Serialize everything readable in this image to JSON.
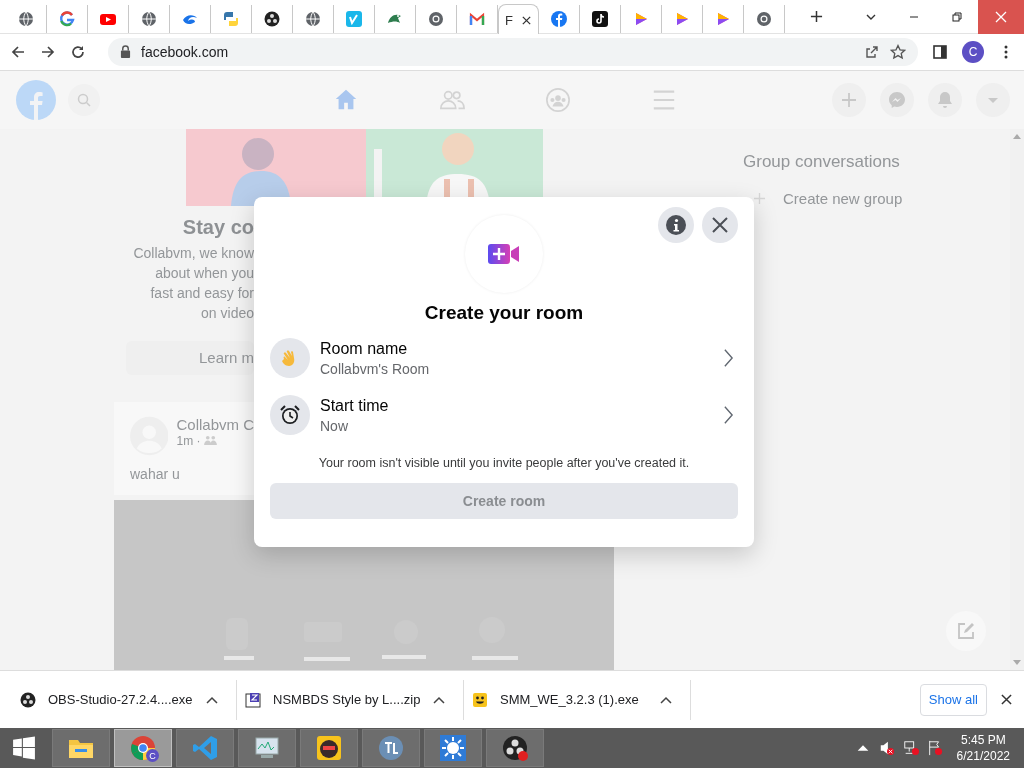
{
  "browser": {
    "tabs": [
      {
        "kind": "globe",
        "selected": false
      },
      {
        "kind": "google",
        "selected": false
      },
      {
        "kind": "youtube",
        "selected": false
      },
      {
        "kind": "globe",
        "selected": false
      },
      {
        "kind": "swirl",
        "selected": false
      },
      {
        "kind": "python",
        "selected": false
      },
      {
        "kind": "obs",
        "selected": false
      },
      {
        "kind": "globe",
        "selected": false
      },
      {
        "kind": "vimeo",
        "selected": false
      },
      {
        "kind": "bird",
        "selected": false
      },
      {
        "kind": "chrome",
        "selected": false
      },
      {
        "kind": "gmail",
        "selected": false
      },
      {
        "kind": "text",
        "title": "F",
        "selected": true
      },
      {
        "kind": "facebook",
        "selected": false
      },
      {
        "kind": "tiktok",
        "selected": false
      },
      {
        "kind": "play",
        "selected": false
      },
      {
        "kind": "play",
        "selected": false
      },
      {
        "kind": "play",
        "selected": false
      },
      {
        "kind": "chrome",
        "selected": false
      }
    ],
    "address": "facebook.com",
    "profile": "C"
  },
  "page": {
    "feed": {
      "card_title": "Stay co",
      "card_lines": [
        "Collabvm, we know",
        "about when you",
        "fast and easy for",
        "on video"
      ],
      "card_button": "Learn m",
      "post_author": "Collabvm C",
      "post_time": "1m ·",
      "post_text": "wahar u"
    },
    "sidebar": {
      "heading": "Group conversations",
      "action": "Create new group"
    }
  },
  "dialog": {
    "title": "Create your room",
    "rows": [
      {
        "kind": "wave",
        "label": "Room name",
        "value": "Collabvm's Room"
      },
      {
        "kind": "clock",
        "label": "Start time",
        "value": "Now"
      }
    ],
    "note": "Your room isn't visible until you invite people after you've created it.",
    "button": {
      "label": "Create room",
      "disabled": true
    }
  },
  "downloads": {
    "items": [
      {
        "kind": "obs",
        "name": "OBS-Studio-27.2.4....exe"
      },
      {
        "kind": "archive",
        "name": "NSMBDS Style by L....zip"
      },
      {
        "kind": "smiley",
        "name": "SMM_WE_3.2.3 (1).exe"
      }
    ],
    "show_all": "Show all"
  },
  "taskbar": {
    "apps": [
      {
        "kind": "explorer",
        "selected": false
      },
      {
        "kind": "chrome",
        "selected": true,
        "badge": "C"
      },
      {
        "kind": "vscode",
        "selected": false
      },
      {
        "kind": "monitor",
        "selected": false
      },
      {
        "kind": "face",
        "selected": false
      },
      {
        "kind": "tl",
        "selected": false
      },
      {
        "kind": "sun",
        "selected": false
      },
      {
        "kind": "obs",
        "selected": false
      }
    ],
    "time": "5:45 PM",
    "date": "6/21/2022"
  }
}
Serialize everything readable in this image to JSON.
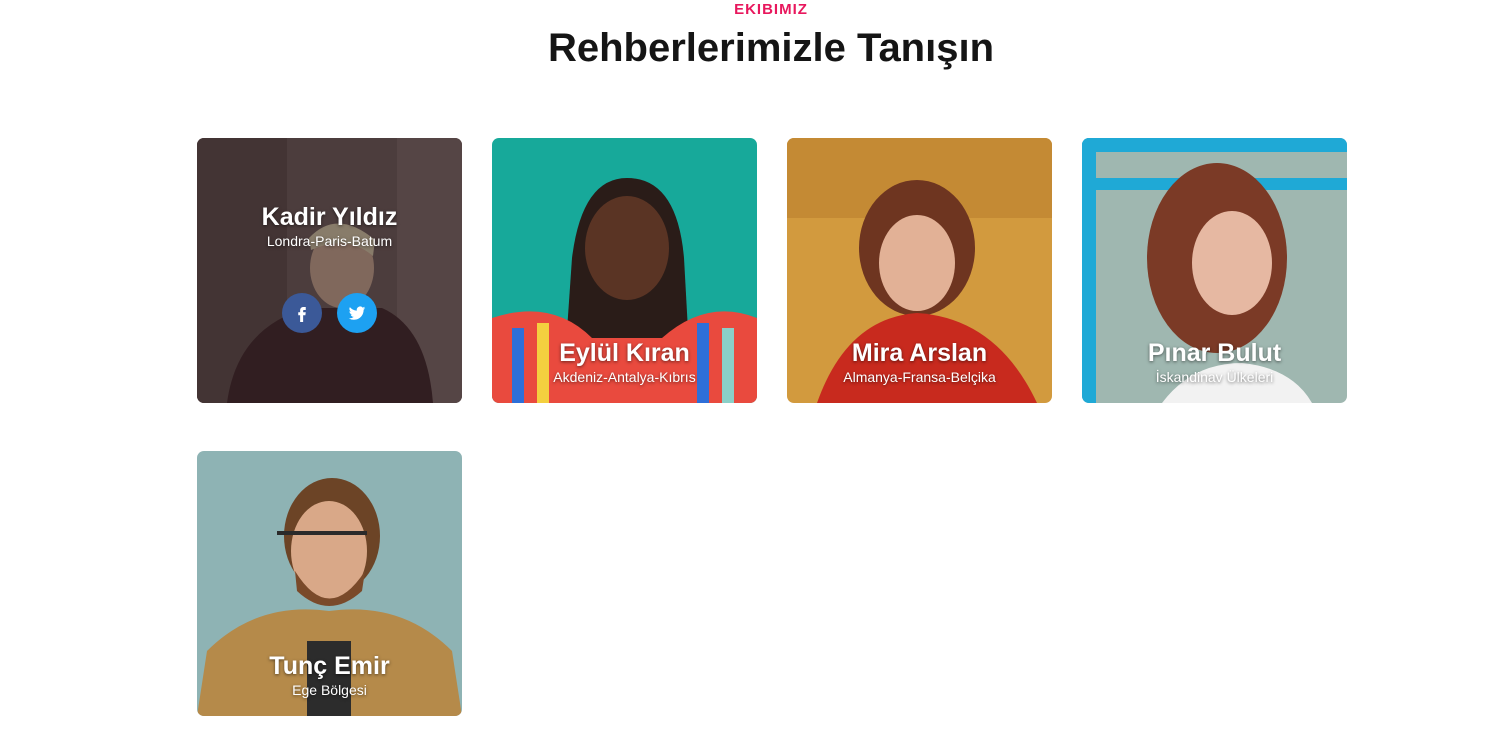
{
  "section": {
    "eyebrow": "EKIBIMIZ",
    "title": "Rehberlerimizle Tanışın"
  },
  "colors": {
    "accent": "#e8175d",
    "facebook": "#3b5998",
    "twitter": "#1da1f2"
  },
  "guides": [
    {
      "name": "Kadir Yıldız",
      "route": "Londra-Paris-Batum",
      "hovered": true,
      "socials": [
        "facebook-icon",
        "twitter-icon"
      ]
    },
    {
      "name": "Eylül Kıran",
      "route": "Akdeniz-Antalya-Kıbrıs"
    },
    {
      "name": "Mira Arslan",
      "route": "Almanya-Fransa-Belçika"
    },
    {
      "name": "Pınar Bulut",
      "route": "İskandinav Ülkeleri"
    },
    {
      "name": "Tunç Emir",
      "route": "Ege Bölgesi"
    }
  ]
}
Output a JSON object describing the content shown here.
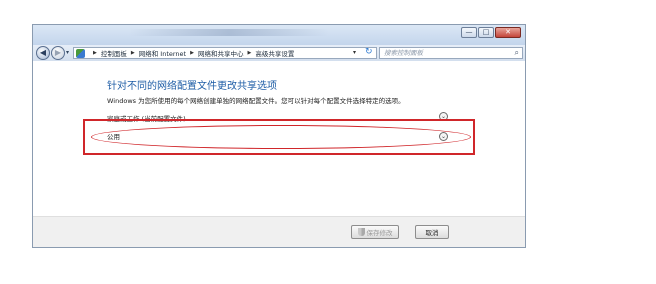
{
  "window": {
    "caption_buttons": {
      "minimize": "—",
      "maximize": "□",
      "close": "✕"
    }
  },
  "navigation": {
    "back_icon": "back-arrow-icon",
    "forward_icon": "forward-arrow-icon",
    "dropdown_glyph": "▾",
    "breadcrumb": [
      "控制面板",
      "网络和 Internet",
      "网络和共享中心",
      "高级共享设置"
    ],
    "separator": "▶",
    "refresh_glyph": "↻",
    "search_placeholder": "搜索控制面板"
  },
  "content": {
    "title": "针对不同的网络配置文件更改共享选项",
    "description": "Windows 为您所使用的每个网络创建单独的网络配置文件。您可以针对每个配置文件选择特定的选项。",
    "profiles": [
      {
        "label": "家庭或工作 (当前配置文件)",
        "expander": "⌄"
      },
      {
        "label": "公用",
        "expander": "⌄"
      }
    ]
  },
  "annotation": {
    "color": "#d0262a"
  },
  "footer": {
    "save_label": "保存修改",
    "cancel_label": "取消"
  }
}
■ ■ ■
» TASK PROMPT
Copy every line of the listing containing the string "content".

» WRITTEN SOLUTION
Output a JSON object describing the content shown here.
  "content": {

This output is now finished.